▶ Given instruction:
All lines from the line containing "Transcribe this chart's" up to and including the last line of the listing below should be echoed exactly; no other lines belong in the response.
BEGIN
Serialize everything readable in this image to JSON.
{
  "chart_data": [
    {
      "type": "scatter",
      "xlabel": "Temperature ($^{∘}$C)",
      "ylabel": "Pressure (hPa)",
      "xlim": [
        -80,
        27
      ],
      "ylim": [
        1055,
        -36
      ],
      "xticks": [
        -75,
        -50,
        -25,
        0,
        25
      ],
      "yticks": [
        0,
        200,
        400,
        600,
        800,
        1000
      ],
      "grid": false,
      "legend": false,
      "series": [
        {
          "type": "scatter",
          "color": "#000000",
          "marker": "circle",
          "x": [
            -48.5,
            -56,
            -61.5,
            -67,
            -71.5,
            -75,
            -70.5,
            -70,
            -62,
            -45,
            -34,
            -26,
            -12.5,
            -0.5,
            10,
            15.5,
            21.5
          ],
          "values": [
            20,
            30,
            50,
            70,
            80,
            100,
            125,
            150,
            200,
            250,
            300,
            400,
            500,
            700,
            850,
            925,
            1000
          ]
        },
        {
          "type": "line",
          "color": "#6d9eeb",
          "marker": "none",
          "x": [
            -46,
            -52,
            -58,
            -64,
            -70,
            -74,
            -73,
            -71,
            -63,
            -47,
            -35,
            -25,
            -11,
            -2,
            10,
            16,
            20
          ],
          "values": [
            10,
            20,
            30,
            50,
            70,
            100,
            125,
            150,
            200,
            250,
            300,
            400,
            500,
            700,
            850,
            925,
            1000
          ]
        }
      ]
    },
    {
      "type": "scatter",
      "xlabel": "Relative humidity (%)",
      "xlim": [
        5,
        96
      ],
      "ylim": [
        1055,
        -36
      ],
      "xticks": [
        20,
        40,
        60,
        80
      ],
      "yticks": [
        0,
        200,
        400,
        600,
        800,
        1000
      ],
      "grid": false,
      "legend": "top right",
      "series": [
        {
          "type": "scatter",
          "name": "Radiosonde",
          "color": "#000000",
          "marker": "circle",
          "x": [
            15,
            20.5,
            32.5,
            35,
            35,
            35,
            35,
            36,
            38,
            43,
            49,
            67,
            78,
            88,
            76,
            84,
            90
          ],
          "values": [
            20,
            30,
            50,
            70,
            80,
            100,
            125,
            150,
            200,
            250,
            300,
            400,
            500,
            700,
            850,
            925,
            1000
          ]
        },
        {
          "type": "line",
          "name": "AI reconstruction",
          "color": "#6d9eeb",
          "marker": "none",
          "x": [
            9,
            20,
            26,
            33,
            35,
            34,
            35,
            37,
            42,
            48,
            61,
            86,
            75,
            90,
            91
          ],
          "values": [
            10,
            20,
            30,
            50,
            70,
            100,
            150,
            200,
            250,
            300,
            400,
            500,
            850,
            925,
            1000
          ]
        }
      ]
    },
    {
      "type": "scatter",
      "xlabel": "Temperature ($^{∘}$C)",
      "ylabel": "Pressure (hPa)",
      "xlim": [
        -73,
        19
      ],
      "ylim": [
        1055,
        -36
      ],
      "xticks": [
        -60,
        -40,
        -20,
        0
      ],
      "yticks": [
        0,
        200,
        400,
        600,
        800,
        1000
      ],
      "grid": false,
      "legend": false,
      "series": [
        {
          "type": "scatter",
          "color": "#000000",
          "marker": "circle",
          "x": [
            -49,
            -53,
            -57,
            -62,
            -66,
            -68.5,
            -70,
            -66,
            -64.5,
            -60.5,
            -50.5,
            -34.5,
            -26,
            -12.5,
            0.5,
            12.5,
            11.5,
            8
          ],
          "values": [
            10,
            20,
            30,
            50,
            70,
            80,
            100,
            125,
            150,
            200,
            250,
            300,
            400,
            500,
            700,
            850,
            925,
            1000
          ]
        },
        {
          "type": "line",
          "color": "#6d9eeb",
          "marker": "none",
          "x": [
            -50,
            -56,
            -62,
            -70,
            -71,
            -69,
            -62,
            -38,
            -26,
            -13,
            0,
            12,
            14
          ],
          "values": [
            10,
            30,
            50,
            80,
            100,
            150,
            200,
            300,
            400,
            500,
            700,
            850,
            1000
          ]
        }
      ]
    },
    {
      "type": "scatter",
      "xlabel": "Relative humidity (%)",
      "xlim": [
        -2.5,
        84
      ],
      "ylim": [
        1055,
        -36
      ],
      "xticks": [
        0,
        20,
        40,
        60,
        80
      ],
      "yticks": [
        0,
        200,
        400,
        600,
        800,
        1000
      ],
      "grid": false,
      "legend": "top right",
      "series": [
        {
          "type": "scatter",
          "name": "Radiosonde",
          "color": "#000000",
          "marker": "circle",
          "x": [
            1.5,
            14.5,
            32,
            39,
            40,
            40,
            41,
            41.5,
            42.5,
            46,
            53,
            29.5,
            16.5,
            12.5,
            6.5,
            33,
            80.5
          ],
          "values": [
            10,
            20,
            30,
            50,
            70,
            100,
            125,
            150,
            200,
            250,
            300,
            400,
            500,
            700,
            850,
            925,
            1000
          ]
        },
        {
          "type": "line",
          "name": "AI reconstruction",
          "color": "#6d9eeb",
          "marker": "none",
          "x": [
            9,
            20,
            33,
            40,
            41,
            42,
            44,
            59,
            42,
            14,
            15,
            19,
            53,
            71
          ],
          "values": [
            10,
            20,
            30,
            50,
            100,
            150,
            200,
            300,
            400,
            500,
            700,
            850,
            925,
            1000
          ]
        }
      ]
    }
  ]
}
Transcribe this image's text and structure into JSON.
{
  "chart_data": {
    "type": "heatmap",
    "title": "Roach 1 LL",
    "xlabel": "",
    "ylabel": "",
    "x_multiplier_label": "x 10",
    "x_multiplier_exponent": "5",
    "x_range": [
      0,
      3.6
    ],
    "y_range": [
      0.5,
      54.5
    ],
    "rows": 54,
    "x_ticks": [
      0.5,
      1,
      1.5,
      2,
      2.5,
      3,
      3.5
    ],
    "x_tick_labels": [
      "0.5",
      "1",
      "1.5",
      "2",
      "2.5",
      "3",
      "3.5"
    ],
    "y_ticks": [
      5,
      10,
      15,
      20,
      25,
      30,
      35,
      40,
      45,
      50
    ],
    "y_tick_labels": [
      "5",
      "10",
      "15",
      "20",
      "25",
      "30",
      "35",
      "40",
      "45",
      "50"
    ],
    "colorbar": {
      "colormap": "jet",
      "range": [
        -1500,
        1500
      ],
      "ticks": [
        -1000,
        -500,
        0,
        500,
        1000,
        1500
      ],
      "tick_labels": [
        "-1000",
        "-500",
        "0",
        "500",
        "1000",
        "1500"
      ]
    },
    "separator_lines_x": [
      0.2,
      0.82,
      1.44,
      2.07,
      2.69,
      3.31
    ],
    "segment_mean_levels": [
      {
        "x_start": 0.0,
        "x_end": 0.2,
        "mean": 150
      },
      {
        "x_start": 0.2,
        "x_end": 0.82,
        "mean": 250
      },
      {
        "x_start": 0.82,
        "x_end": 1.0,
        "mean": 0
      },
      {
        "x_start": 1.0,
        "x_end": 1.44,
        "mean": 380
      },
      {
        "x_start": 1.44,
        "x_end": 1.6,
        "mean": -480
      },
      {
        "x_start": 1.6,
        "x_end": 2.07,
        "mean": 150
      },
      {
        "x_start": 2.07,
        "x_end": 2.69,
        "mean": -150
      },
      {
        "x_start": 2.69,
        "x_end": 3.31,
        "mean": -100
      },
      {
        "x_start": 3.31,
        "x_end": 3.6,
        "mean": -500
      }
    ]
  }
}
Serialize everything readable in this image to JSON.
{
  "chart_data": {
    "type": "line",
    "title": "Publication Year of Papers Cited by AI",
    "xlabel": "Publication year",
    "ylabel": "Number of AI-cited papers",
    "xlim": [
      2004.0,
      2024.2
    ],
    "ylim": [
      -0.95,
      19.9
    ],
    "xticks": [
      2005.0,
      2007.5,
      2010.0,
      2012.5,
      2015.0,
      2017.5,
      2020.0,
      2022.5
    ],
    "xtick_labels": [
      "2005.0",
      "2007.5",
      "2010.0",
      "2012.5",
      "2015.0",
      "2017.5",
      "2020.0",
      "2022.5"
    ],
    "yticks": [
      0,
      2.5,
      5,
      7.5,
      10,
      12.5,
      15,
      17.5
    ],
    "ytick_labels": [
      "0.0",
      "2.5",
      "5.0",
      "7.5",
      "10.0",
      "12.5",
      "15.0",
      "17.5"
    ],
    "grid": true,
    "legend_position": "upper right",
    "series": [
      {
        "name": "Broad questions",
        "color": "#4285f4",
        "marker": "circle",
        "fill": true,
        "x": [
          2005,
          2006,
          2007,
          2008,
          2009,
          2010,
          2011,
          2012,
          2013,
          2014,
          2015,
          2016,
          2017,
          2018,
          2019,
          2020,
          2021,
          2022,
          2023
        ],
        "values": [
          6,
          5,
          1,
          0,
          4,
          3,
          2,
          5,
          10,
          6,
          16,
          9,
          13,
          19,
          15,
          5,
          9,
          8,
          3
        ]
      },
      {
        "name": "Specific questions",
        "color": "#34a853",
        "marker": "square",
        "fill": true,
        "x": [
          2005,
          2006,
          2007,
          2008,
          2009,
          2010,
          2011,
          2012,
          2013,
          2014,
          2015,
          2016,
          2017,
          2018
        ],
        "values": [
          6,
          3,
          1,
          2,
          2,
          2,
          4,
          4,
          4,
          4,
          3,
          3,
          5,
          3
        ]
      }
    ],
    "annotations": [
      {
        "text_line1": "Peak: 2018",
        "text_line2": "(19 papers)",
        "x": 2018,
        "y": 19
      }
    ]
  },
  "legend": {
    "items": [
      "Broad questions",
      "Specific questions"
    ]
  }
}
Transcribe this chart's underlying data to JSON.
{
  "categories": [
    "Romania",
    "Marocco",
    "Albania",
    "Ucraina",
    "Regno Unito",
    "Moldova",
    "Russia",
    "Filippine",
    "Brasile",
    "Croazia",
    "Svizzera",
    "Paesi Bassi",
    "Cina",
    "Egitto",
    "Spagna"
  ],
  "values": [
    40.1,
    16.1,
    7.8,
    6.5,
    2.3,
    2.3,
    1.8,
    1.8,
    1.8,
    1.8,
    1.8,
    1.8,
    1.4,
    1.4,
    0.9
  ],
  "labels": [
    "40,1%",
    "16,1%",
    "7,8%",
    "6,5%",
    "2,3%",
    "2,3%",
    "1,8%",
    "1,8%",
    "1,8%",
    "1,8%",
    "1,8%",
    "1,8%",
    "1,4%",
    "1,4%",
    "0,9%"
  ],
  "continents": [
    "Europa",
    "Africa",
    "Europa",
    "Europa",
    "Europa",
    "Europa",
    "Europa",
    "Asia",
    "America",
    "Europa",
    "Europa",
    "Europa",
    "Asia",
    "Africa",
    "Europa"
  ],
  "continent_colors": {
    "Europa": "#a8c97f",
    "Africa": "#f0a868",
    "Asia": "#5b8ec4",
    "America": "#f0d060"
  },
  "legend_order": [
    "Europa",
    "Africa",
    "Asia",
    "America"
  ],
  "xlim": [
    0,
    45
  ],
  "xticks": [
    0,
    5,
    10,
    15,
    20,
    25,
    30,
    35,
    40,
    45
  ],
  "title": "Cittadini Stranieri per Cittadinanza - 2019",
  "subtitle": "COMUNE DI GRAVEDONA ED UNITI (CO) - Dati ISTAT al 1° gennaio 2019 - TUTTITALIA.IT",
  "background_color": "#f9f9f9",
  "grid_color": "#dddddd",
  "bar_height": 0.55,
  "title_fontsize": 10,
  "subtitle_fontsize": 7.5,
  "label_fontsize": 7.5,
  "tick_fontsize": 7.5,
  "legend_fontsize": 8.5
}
END
▶ Solution for this problem:
Transcribe this chart's underlying data to JSON.
{
  "categories": [
    "Romania",
    "Marocco",
    "Albania",
    "Ucraina",
    "Regno Unito",
    "Moldova",
    "Russia",
    "Filippine",
    "Brasile",
    "Croazia",
    "Svizzera",
    "Paesi Bassi",
    "Cina",
    "Egitto",
    "Spagna"
  ],
  "values": [
    40.1,
    16.1,
    7.8,
    6.5,
    2.3,
    2.3,
    1.8,
    1.8,
    1.8,
    1.8,
    1.8,
    1.8,
    1.4,
    1.4,
    0.9
  ],
  "labels": [
    "40,1%",
    "16,1%",
    "7,8%",
    "6,5%",
    "2,3%",
    "2,3%",
    "1,8%",
    "1,8%",
    "1,8%",
    "1,8%",
    "1,8%",
    "1,8%",
    "1,4%",
    "1,4%",
    "0,9%"
  ],
  "continents": [
    "Europa",
    "Africa",
    "Europa",
    "Europa",
    "Europa",
    "Europa",
    "Europa",
    "Asia",
    "America",
    "Europa",
    "Europa",
    "Europa",
    "Asia",
    "Africa",
    "Europa"
  ],
  "continent_colors": {
    "Europa": "#a8c97f",
    "Africa": "#f0a868",
    "Asia": "#5b8ec4",
    "America": "#f0d060"
  },
  "legend_order": [
    "Europa",
    "Africa",
    "Asia",
    "America"
  ],
  "xlim": [
    0,
    45
  ],
  "xticks": [
    0,
    5,
    10,
    15,
    20,
    25,
    30,
    35,
    40,
    45
  ],
  "title": "Cittadini Stranieri per Cittadinanza - 2019",
  "subtitle": "COMUNE DI GRAVEDONA ED UNITI (CO) - Dati ISTAT al 1° gennaio 2019 - TUTTITALIA.IT",
  "background_color": "#f9f9f9",
  "grid_color": "#dddddd",
  "bar_height": 0.55,
  "title_fontsize": 10,
  "subtitle_fontsize": 7.5,
  "label_fontsize": 7.5,
  "tick_fontsize": 7.5,
  "legend_fontsize": 8.5
}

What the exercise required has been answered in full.